Give the entries again exactly, every one of them.

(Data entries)
======
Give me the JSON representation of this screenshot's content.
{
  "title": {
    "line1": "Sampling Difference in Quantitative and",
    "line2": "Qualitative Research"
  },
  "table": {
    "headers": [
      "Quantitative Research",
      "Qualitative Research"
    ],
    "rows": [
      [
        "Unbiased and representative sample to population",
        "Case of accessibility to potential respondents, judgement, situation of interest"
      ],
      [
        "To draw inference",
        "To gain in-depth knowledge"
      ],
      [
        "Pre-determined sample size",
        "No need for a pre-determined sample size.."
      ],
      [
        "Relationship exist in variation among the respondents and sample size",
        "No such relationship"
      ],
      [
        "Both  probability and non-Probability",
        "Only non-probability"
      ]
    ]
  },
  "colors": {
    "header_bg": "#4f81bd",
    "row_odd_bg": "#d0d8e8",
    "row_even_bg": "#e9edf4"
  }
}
======
Task response >>
Give me the JSON representation of this screenshot's content.
{
  "title": {
    "line1": "Sampling Difference in Quantitative and",
    "line2": "Qualitative Research"
  },
  "table": {
    "headers": [
      "Quantitative Research",
      "Qualitative Research"
    ],
    "rows": [
      [
        "Unbiased and representative sample to population",
        "Case of accessibility to potential respondents, judgement, situation of interest"
      ],
      [
        "To draw inference",
        "To gain in-depth knowledge"
      ],
      [
        "Pre-determined sample size",
        "No need for a pre-determined sample size.."
      ],
      [
        "Relationship exist in variation among the respondents and sample size",
        "No such relationship"
      ],
      [
        "Both  probability and non-Probability",
        "Only non-probability"
      ]
    ]
  },
  "colors": {
    "header_bg": "#4f81bd",
    "row_odd_bg": "#d0d8e8",
    "row_even_bg": "#e9edf4"
  }
}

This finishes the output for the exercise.